* _Exercise aim_
Your task is to retype each line of the data below exactly.

★ ★ ★ ★ ★

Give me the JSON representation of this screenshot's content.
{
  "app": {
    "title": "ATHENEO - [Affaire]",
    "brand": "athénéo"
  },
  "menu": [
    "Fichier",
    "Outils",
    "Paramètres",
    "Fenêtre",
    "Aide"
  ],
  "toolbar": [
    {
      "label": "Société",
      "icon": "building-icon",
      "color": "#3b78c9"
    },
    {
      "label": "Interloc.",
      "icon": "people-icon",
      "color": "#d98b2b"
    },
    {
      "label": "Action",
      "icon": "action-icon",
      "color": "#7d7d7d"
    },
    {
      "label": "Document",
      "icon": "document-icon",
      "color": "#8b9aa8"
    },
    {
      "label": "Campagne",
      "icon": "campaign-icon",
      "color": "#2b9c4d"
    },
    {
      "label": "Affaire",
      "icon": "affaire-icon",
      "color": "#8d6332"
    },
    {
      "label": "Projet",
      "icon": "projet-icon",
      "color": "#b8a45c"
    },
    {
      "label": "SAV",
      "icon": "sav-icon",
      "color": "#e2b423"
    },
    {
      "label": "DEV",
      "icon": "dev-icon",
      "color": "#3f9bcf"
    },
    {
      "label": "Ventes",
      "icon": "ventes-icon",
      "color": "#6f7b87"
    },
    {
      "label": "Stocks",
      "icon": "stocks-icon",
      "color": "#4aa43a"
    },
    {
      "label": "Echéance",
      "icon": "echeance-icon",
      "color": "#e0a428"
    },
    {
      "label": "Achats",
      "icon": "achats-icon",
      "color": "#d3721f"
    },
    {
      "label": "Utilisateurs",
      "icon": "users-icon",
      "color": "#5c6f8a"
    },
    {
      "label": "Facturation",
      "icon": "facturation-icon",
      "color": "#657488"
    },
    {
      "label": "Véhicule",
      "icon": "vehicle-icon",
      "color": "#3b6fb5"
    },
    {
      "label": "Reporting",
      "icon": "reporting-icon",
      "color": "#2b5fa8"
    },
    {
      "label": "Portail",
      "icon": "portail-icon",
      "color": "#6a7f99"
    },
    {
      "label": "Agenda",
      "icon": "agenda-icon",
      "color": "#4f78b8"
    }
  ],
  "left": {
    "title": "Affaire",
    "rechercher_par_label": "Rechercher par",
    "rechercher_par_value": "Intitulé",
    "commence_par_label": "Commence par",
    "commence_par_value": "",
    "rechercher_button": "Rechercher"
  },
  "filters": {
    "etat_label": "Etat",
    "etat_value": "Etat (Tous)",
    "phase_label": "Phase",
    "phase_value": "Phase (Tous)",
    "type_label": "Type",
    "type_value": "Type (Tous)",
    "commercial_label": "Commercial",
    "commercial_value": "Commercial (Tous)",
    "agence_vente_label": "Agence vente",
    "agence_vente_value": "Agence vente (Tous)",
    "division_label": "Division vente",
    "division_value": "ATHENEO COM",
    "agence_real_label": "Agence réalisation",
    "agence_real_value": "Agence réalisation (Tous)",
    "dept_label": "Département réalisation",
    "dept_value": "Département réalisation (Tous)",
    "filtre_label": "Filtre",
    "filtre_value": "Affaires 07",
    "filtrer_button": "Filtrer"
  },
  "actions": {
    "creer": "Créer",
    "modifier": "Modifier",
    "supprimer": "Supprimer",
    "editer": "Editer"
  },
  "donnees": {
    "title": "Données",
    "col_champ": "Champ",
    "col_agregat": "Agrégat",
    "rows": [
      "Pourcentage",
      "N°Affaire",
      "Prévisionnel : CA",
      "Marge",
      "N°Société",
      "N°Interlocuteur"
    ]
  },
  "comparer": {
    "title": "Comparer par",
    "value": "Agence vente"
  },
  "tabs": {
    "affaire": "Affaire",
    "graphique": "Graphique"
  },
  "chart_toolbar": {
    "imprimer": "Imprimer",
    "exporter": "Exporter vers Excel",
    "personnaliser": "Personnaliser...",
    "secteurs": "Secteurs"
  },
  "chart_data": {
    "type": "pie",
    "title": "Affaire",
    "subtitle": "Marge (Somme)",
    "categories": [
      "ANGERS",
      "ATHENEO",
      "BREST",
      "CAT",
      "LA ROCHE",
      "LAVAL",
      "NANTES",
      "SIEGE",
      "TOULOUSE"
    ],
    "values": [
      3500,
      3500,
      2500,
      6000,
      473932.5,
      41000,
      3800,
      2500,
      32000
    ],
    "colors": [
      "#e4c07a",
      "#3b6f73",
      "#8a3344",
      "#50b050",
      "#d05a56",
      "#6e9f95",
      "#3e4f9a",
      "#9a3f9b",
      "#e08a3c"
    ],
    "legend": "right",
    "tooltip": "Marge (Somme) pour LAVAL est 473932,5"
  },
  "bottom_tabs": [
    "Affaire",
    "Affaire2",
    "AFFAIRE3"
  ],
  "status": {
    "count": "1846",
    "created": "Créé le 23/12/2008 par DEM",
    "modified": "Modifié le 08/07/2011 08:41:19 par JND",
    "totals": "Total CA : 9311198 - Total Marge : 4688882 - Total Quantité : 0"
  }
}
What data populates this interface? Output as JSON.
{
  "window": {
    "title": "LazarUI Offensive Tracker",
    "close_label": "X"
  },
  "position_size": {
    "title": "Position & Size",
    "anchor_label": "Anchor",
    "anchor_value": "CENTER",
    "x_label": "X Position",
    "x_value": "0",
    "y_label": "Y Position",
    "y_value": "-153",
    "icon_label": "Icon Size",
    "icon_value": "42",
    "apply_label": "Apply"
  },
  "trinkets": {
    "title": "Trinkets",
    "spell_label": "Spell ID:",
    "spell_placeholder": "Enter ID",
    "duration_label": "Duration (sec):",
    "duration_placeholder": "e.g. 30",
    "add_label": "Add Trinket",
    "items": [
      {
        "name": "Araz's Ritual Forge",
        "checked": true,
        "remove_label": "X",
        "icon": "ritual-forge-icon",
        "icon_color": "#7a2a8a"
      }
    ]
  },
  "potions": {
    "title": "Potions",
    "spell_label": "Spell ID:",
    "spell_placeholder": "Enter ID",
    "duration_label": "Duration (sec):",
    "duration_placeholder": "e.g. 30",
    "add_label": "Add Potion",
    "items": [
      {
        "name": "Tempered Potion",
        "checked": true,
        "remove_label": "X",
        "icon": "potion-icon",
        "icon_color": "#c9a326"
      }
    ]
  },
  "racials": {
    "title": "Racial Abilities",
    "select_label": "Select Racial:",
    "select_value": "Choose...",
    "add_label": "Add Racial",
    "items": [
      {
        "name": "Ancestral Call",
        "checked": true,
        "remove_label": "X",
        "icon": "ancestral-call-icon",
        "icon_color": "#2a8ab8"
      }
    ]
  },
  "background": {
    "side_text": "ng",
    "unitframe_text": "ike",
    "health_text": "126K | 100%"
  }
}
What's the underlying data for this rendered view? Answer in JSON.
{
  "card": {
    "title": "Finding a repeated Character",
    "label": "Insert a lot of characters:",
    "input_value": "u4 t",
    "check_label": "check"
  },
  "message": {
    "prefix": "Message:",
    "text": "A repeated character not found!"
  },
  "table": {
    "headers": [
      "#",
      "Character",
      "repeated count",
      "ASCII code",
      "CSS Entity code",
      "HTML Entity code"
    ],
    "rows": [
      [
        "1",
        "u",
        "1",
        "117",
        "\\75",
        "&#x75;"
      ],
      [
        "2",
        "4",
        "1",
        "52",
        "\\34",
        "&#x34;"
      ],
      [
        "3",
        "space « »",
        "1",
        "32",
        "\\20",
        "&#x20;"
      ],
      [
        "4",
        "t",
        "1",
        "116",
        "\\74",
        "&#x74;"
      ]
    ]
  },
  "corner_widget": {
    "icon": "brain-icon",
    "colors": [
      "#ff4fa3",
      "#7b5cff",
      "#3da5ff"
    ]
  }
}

★ ★ ★ ★ ★

* _Response_
Give me the JSON representation of this screenshot's content.
{
  "app": {
    "title": "ATHENEO - [Affaire]",
    "brand": "athénéo"
  },
  "menu": [
    "Fichier",
    "Outils",
    "Paramètres",
    "Fenêtre",
    "Aide"
  ],
  "toolbar": [
    {
      "label": "Société",
      "icon": "building-icon",
      "color": "#3b78c9"
    },
    {
      "label": "Interloc.",
      "icon": "people-icon",
      "color": "#d98b2b"
    },
    {
      "label": "Action",
      "icon": "action-icon",
      "color": "#7d7d7d"
    },
    {
      "label": "Document",
      "icon": "document-icon",
      "color": "#8b9aa8"
    },
    {
      "label": "Campagne",
      "icon": "campaign-icon",
      "color": "#2b9c4d"
    },
    {
      "label": "Affaire",
      "icon": "affaire-icon",
      "color": "#8d6332"
    },
    {
      "label": "Projet",
      "icon": "projet-icon",
      "color": "#b8a45c"
    },
    {
      "label": "SAV",
      "icon": "sav-icon",
      "color": "#e2b423"
    },
    {
      "label": "DEV",
      "icon": "dev-icon",
      "color": "#3f9bcf"
    },
    {
      "label": "Ventes",
      "icon": "ventes-icon",
      "color": "#6f7b87"
    },
    {
      "label": "Stocks",
      "icon": "stocks-icon",
      "color": "#4aa43a"
    },
    {
      "label": "Echéance",
      "icon": "echeance-icon",
      "color": "#e0a428"
    },
    {
      "label": "Achats",
      "icon": "achats-icon",
      "color": "#d3721f"
    },
    {
      "label": "Utilisateurs",
      "icon": "users-icon",
      "color": "#5c6f8a"
    },
    {
      "label": "Facturation",
      "icon": "facturation-icon",
      "color": "#657488"
    },
    {
      "label": "Véhicule",
      "icon": "vehicle-icon",
      "color": "#3b6fb5"
    },
    {
      "label": "Reporting",
      "icon": "reporting-icon",
      "color": "#2b5fa8"
    },
    {
      "label": "Portail",
      "icon": "portail-icon",
      "color": "#6a7f99"
    },
    {
      "label": "Agenda",
      "icon": "agenda-icon",
      "color": "#4f78b8"
    }
  ],
  "left": {
    "title": "Affaire",
    "rechercher_par_label": "Rechercher par",
    "rechercher_par_value": "Intitulé",
    "commence_par_label": "Commence par",
    "commence_par_value": "",
    "rechercher_button": "Rechercher"
  },
  "filters": {
    "etat_label": "Etat",
    "etat_value": "Etat (Tous)",
    "phase_label": "Phase",
    "phase_value": "Phase (Tous)",
    "type_label": "Type",
    "type_value": "Type (Tous)",
    "commercial_label": "Commercial",
    "commercial_value": "Commercial (Tous)",
    "agence_vente_label": "Agence vente",
    "agence_vente_value": "Agence vente (Tous)",
    "division_label": "Division vente",
    "division_value": "ATHENEO COM",
    "agence_real_label": "Agence réalisation",
    "agence_real_value": "Agence réalisation (Tous)",
    "dept_label": "Département réalisation",
    "dept_value": "Département réalisation (Tous)",
    "filtre_label": "Filtre",
    "filtre_value": "Affaires 07",
    "filtrer_button": "Filtrer"
  },
  "actions": {
    "creer": "Créer",
    "modifier": "Modifier",
    "supprimer": "Supprimer",
    "editer": "Editer"
  },
  "donnees": {
    "title": "Données",
    "col_champ": "Champ",
    "col_agregat": "Agrégat",
    "rows": [
      "Pourcentage",
      "N°Affaire",
      "Prévisionnel : CA",
      "Marge",
      "N°Société",
      "N°Interlocuteur"
    ]
  },
  "comparer": {
    "title": "Comparer par",
    "value": "Agence vente"
  },
  "tabs": {
    "affaire": "Affaire",
    "graphique": "Graphique"
  },
  "chart_toolbar": {
    "imprimer": "Imprimer",
    "exporter": "Exporter vers Excel",
    "personnaliser": "Personnaliser...",
    "secteurs": "Secteurs"
  },
  "chart_data": {
    "type": "pie",
    "title": "Affaire",
    "subtitle": "Marge (Somme)",
    "categories": [
      "ANGERS",
      "ATHENEO",
      "BREST",
      "CAT",
      "LA ROCHE",
      "LAVAL",
      "NANTES",
      "SIEGE",
      "TOULOUSE"
    ],
    "values": [
      3500,
      3500,
      2500,
      6000,
      473932.5,
      41000,
      3800,
      2500,
      32000
    ],
    "colors": [
      "#e4c07a",
      "#3b6f73",
      "#8a3344",
      "#50b050",
      "#d05a56",
      "#6e9f95",
      "#3e4f9a",
      "#9a3f9b",
      "#e08a3c"
    ],
    "legend": "right",
    "tooltip": "Marge (Somme) pour LAVAL est 473932,5"
  },
  "bottom_tabs": [
    "Affaire",
    "Affaire2",
    "AFFAIRE3"
  ],
  "status": {
    "count": "1846",
    "created": "Créé le 23/12/2008 par DEM",
    "modified": "Modifié le 08/07/2011 08:41:19 par JND",
    "totals": "Total CA : 9311198 - Total Marge : 4688882 - Total Quantité : 0"
  }
}
What data populates this interface? Output as JSON.
{
  "window": {
    "title": "LazarUI Offensive Tracker",
    "close_label": "X"
  },
  "position_size": {
    "title": "Position & Size",
    "anchor_label": "Anchor",
    "anchor_value": "CENTER",
    "x_label": "X Position",
    "x_value": "0",
    "y_label": "Y Position",
    "y_value": "-153",
    "icon_label": "Icon Size",
    "icon_value": "42",
    "apply_label": "Apply"
  },
  "trinkets": {
    "title": "Trinkets",
    "spell_label": "Spell ID:",
    "spell_placeholder": "Enter ID",
    "duration_label": "Duration (sec):",
    "duration_placeholder": "e.g. 30",
    "add_label": "Add Trinket",
    "items": [
      {
        "name": "Araz's Ritual Forge",
        "checked": true,
        "remove_label": "X",
        "icon": "ritual-forge-icon",
        "icon_color": "#7a2a8a"
      }
    ]
  },
  "potions": {
    "title": "Potions",
    "spell_label": "Spell ID:",
    "spell_placeholder": "Enter ID",
    "duration_label": "Duration (sec):",
    "duration_placeholder": "e.g. 30",
    "add_label": "Add Potion",
    "items": [
      {
        "name": "Tempered Potion",
        "checked": true,
        "remove_label": "X",
        "icon": "potion-icon",
        "icon_color": "#c9a326"
      }
    ]
  },
  "racials": {
    "title": "Racial Abilities",
    "select_label": "Select Racial:",
    "select_value": "Choose...",
    "add_label": "Add Racial",
    "items": [
      {
        "name": "Ancestral Call",
        "checked": true,
        "remove_label": "X",
        "icon": "ancestral-call-icon",
        "icon_color": "#2a8ab8"
      }
    ]
  },
  "background": {
    "side_text": "ng",
    "unitframe_text": "ike",
    "health_text": "126K | 100%"
  }
}
What's the underlying data for this rendered view? Answer in JSON.
{
  "card": {
    "title": "Finding a repeated Character",
    "label": "Insert a lot of characters:",
    "input_value": "u4 t",
    "check_label": "check"
  },
  "message": {
    "prefix": "Message:",
    "text": "A repeated character not found!"
  },
  "table": {
    "headers": [
      "#",
      "Character",
      "repeated count",
      "ASCII code",
      "CSS Entity code",
      "HTML Entity code"
    ],
    "rows": [
      [
        "1",
        "u",
        "1",
        "117",
        "\\75",
        "&#x75;"
      ],
      [
        "2",
        "4",
        "1",
        "52",
        "\\34",
        "&#x34;"
      ],
      [
        "3",
        "space « »",
        "1",
        "32",
        "\\20",
        "&#x20;"
      ],
      [
        "4",
        "t",
        "1",
        "116",
        "\\74",
        "&#x74;"
      ]
    ]
  },
  "corner_widget": {
    "icon": "brain-icon",
    "colors": [
      "#ff4fa3",
      "#7b5cff",
      "#3da5ff"
    ]
  }
}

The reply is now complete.